- _Data to use_:
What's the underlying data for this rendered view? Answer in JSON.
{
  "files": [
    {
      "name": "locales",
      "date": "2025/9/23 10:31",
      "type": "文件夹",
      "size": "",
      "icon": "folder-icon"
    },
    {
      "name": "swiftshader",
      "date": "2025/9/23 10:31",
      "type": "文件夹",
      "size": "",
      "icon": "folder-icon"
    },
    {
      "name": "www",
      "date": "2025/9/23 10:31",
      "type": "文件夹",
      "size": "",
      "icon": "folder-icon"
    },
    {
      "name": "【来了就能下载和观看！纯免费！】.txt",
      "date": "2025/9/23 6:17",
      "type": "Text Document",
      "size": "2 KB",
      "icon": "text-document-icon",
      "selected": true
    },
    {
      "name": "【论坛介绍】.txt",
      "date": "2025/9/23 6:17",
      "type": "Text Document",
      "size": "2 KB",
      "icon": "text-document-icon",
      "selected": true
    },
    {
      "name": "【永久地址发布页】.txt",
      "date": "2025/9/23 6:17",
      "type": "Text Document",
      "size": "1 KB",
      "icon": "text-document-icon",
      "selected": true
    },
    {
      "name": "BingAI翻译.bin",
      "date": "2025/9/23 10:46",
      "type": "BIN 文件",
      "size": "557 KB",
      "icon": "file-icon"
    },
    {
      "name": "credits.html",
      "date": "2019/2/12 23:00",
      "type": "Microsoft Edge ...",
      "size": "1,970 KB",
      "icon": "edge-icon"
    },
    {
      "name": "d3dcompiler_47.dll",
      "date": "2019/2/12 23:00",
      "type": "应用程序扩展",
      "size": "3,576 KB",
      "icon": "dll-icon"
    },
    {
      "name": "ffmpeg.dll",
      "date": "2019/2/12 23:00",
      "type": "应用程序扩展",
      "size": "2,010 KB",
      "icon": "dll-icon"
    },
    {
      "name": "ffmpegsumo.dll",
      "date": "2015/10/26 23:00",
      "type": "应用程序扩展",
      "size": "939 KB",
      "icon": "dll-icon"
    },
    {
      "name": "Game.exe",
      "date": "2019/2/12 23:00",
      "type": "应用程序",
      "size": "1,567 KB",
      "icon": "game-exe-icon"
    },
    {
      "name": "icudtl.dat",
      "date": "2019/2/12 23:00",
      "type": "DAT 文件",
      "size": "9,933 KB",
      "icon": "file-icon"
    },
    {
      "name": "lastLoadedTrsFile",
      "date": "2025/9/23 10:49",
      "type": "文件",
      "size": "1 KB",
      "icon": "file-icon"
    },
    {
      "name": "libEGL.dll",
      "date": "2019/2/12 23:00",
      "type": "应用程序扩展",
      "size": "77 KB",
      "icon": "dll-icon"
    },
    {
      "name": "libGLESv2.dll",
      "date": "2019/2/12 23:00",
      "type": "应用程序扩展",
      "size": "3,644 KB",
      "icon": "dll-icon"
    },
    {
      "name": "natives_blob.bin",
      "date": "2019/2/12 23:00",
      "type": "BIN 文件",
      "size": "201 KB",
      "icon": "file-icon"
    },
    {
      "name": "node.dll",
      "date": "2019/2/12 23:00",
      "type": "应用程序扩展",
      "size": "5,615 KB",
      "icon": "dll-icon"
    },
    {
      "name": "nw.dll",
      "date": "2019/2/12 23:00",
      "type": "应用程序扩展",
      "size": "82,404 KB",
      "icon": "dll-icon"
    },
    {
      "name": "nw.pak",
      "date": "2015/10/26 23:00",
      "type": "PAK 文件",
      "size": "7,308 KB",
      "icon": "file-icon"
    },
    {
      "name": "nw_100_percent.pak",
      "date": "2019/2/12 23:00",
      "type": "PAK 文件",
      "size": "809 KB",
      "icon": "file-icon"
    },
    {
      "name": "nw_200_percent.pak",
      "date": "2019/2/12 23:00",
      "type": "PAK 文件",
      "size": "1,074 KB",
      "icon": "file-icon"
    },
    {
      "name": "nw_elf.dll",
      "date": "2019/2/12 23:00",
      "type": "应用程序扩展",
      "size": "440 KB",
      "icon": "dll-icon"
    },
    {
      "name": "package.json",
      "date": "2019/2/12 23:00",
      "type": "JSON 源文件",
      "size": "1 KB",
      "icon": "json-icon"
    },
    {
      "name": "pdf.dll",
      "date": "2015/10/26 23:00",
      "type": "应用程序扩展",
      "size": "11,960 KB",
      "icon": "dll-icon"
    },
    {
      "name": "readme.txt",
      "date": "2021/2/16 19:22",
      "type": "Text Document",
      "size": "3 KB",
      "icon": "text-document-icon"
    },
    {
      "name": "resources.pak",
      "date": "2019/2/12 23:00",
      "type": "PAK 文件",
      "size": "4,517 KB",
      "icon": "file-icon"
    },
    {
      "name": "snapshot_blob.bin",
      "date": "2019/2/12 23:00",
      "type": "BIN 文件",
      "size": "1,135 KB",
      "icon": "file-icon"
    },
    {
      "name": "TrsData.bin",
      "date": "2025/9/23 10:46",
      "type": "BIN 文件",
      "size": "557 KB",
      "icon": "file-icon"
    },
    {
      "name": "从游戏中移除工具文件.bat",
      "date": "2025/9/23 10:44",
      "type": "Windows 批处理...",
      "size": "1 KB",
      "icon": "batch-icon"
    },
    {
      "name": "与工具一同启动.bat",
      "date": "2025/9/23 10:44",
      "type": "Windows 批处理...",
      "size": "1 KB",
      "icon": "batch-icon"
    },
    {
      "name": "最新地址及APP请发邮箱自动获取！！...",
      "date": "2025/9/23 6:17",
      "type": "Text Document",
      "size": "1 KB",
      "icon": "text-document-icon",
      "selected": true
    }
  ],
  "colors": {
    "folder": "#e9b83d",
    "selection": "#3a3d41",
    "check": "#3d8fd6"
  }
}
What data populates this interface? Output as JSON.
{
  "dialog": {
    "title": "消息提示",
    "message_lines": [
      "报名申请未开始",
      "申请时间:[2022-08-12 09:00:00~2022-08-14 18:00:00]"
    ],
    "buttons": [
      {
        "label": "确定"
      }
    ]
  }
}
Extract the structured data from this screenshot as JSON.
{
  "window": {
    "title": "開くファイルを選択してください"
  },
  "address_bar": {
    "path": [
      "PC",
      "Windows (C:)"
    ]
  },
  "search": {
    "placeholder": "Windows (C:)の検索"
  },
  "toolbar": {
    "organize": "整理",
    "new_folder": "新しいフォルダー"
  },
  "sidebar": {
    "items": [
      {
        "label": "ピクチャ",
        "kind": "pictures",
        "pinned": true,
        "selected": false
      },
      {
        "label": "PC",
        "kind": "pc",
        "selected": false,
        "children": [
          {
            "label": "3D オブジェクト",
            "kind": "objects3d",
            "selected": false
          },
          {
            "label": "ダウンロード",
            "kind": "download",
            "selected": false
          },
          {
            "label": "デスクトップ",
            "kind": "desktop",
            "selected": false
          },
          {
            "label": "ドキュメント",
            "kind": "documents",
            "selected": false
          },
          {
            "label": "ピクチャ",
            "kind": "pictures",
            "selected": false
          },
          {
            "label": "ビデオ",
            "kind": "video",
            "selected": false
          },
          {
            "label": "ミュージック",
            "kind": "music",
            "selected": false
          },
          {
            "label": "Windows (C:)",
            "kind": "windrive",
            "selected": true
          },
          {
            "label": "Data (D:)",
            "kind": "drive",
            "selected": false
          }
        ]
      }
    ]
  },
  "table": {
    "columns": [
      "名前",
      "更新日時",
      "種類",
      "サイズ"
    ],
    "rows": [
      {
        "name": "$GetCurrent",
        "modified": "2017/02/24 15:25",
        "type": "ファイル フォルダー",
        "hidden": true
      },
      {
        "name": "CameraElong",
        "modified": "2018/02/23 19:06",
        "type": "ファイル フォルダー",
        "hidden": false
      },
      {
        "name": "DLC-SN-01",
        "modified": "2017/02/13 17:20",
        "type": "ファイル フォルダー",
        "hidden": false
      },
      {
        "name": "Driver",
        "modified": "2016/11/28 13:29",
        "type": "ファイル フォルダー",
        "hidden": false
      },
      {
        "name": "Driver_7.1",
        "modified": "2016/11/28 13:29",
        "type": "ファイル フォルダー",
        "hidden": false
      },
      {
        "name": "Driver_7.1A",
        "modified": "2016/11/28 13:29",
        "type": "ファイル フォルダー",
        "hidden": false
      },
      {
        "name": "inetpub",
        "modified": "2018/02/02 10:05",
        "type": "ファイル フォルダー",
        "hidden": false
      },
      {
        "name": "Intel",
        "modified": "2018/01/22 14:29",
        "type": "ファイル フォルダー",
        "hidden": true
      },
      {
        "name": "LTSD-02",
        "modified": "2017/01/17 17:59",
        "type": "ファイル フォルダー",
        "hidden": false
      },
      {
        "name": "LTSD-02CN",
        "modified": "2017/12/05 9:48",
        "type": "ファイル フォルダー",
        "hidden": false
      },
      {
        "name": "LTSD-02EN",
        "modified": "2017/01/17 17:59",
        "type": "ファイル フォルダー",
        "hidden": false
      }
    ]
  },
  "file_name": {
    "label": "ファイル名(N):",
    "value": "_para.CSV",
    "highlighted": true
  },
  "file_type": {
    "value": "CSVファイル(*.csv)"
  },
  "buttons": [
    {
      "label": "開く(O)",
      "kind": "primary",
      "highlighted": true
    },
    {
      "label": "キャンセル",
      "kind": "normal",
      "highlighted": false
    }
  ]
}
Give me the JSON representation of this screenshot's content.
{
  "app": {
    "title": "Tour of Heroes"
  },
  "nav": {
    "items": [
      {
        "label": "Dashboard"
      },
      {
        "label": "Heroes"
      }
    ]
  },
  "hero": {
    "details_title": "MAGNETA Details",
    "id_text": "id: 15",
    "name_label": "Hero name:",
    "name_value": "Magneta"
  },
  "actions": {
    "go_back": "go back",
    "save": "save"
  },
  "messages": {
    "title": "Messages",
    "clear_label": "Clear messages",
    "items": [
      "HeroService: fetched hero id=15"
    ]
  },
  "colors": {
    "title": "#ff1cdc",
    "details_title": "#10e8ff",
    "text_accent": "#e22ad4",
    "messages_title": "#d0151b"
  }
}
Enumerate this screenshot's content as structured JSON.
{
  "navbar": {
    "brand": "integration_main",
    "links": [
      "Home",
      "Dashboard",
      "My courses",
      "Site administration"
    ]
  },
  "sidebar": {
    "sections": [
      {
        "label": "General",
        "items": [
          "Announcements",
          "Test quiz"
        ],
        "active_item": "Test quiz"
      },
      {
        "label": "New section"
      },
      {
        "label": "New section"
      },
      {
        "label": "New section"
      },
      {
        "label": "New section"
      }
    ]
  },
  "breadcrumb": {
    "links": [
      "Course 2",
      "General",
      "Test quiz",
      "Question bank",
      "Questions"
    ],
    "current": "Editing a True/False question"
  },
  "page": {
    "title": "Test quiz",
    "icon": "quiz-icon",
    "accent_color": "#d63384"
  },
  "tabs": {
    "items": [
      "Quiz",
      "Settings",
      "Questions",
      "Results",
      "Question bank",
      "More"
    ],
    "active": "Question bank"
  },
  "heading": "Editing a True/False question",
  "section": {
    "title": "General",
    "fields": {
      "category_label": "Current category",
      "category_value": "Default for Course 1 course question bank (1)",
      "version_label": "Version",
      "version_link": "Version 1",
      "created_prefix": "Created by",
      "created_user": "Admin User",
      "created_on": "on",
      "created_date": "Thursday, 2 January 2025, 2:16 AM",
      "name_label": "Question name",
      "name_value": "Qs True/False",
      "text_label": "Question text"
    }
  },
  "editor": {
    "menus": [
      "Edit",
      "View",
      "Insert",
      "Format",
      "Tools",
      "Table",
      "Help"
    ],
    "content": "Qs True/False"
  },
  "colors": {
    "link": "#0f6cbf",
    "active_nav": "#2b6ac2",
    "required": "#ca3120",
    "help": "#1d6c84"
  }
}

- _Exercise details_: Copy each line of the preceding data that contains the string "screenshot".

- _Exercise response_:
Extract the structured data from this screenshot as JSON.
Give me the JSON representation of this screenshot's content.
Enumerate this screenshot's content as structured JSON.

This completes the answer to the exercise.